Source.
────────────────────
# I like to buy my tools by the pound….



## MickeyGee (Jun 23, 2010)

Great review - nicely done on getting the beast unloaded by yourself. 
Hope all that money you saved can be split between the chiropractor and a few new blades! Hell of a deal btw - I looked all over my part of the world for this exact saw when I was looking for a new one but no dice. Great saw, great deal! looking forward to seeing some projects have fun!


----------



## RJweb (Mar 12, 2011)

great deal, good luck with it. Istn' this saw the same as the ridgid 4512, maybe made by the same manufactureer, enjoy


----------



## tomd (Jan 29, 2008)

Good luck with your new saw, keep a cuttin.


----------



## DMIHOMECENTER (Mar 5, 2011)

It is for all practical purposes the same as the Ridgid 4512 (which I have and enjoy immensely). Great price you got there, too. When you put a good blade in it, it will really shine for you. Just remember that you can't put too thin a blade in there than the riving knife. Have fun.


----------



## mwaldtha (Feb 28, 2010)

Very nice! I got mine in almost the same way! I've had it for about a year now and don't have any complaints. Oh, and my neighbors probably have similar stories about me unloading mine too!


----------



## REK (Aug 30, 2009)

Good buy!!!!


----------



## MOJOE (Jun 13, 2009)

Nice fine…..I don't know, as I don't have that model, but is the clear blade guard in pic 3 oriented properly…..seems to me like it is upside down…....


----------



## V1king (Mar 5, 2011)

You got a great deal on a great saw. I bought the same saw a few months ago, and had a similar set-up experience. 2 thumbs up from me, too!


----------



## DurocShark (Oct 25, 2010)

I've had mine for over a year and love it. I replaced the miter gauge with a V27 and am MUCH happier.

It's still as smooth and solid as the day I put it together. This saw is far and away a superior saw to the usual "Crapsman" saws we see everywhere.


----------
────────────────────
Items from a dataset
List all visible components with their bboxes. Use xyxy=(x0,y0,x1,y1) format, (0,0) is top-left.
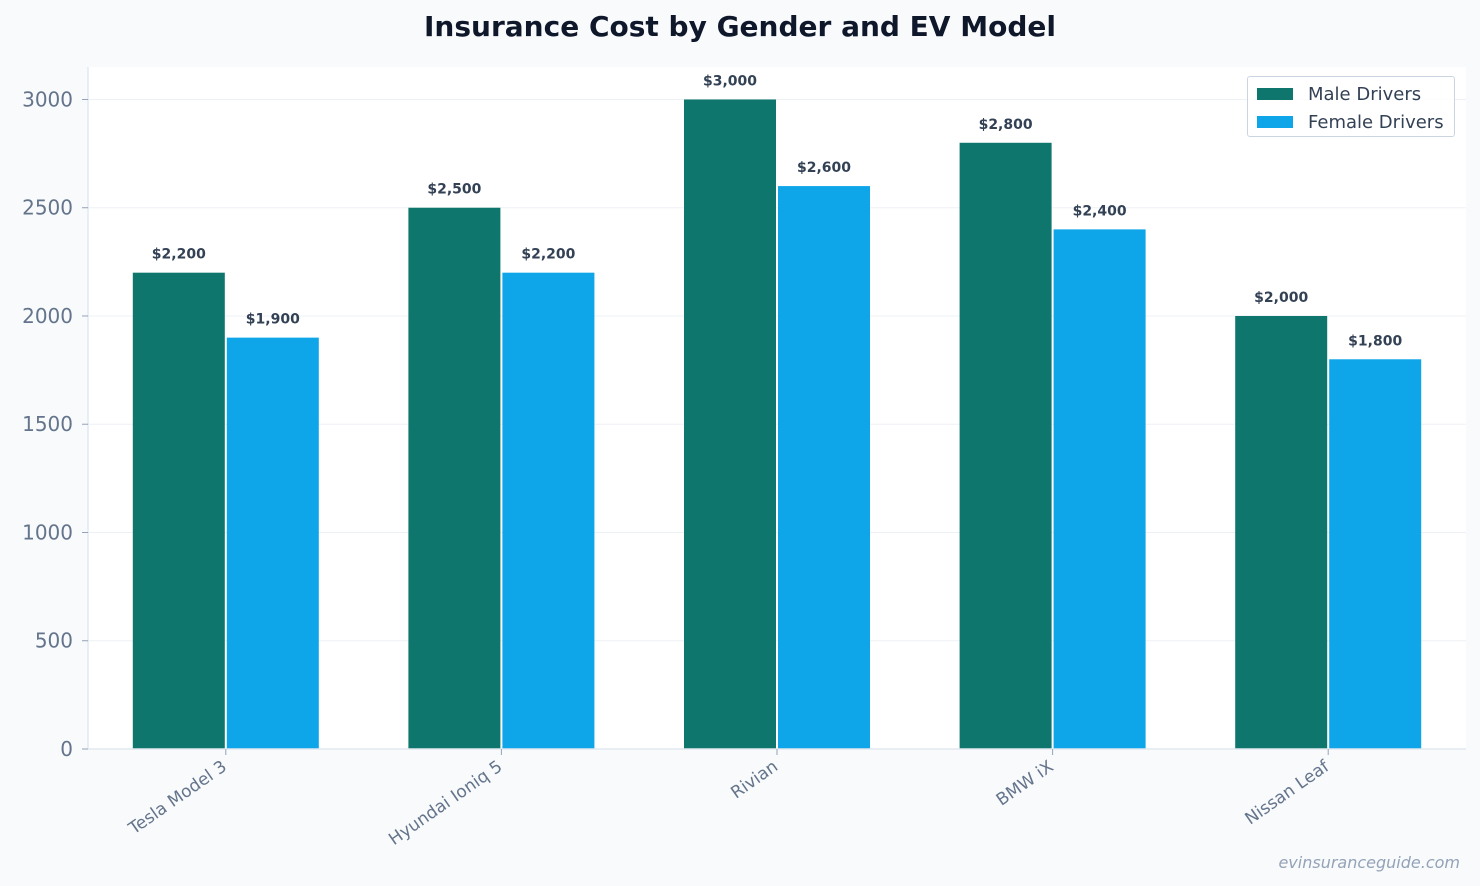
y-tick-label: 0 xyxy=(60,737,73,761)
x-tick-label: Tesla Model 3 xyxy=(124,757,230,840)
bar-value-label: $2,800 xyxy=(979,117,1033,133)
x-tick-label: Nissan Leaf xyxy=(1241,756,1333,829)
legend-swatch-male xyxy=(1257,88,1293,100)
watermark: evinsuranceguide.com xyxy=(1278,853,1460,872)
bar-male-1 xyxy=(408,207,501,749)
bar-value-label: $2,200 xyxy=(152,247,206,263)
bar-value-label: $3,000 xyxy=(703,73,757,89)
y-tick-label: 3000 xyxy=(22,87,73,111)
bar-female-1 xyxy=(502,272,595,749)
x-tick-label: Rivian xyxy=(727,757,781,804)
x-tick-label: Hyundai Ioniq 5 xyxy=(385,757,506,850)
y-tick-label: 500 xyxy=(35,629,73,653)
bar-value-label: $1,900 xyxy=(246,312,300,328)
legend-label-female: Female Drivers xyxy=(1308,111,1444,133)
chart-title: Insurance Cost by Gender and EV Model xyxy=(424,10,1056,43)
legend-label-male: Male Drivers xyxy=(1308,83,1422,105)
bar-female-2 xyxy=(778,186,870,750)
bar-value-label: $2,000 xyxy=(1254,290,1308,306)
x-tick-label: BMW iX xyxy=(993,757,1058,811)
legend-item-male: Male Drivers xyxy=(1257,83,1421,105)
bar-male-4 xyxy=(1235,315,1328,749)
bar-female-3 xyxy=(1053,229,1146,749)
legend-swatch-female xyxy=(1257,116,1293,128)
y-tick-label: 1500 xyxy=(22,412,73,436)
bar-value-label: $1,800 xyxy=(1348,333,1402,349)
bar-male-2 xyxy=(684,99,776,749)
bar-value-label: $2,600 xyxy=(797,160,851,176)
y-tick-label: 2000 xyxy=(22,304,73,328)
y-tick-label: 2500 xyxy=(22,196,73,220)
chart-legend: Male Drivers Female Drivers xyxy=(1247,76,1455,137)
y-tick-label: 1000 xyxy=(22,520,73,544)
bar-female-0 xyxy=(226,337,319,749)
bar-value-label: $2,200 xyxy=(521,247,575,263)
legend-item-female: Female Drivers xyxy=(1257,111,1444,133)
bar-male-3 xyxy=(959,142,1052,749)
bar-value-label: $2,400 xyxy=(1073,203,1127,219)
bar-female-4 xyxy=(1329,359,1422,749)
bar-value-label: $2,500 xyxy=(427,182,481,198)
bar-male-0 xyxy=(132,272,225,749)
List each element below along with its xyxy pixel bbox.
────────────────────
Required actions.
1. Translate this sentence from the forum thread about the saw into Spanish: "I've had it for about a year now and don't have any complaints."
2. Reproduce the passage of the forum thread about the saw that begins at the words "Hope all that" and stops after "projects have fun!".

Answers.
1. La tengo desde hace aproximadamente un año y no tengo ninguna queja.

2.
Hope all that money you saved can be split between the chiropractor and a few new blades! Hell of a deal btw - I looked all over my part of the world for this exact saw when I was looking for a new one but no dice. Great saw, great deal! looking forward to seeing some projects have fun!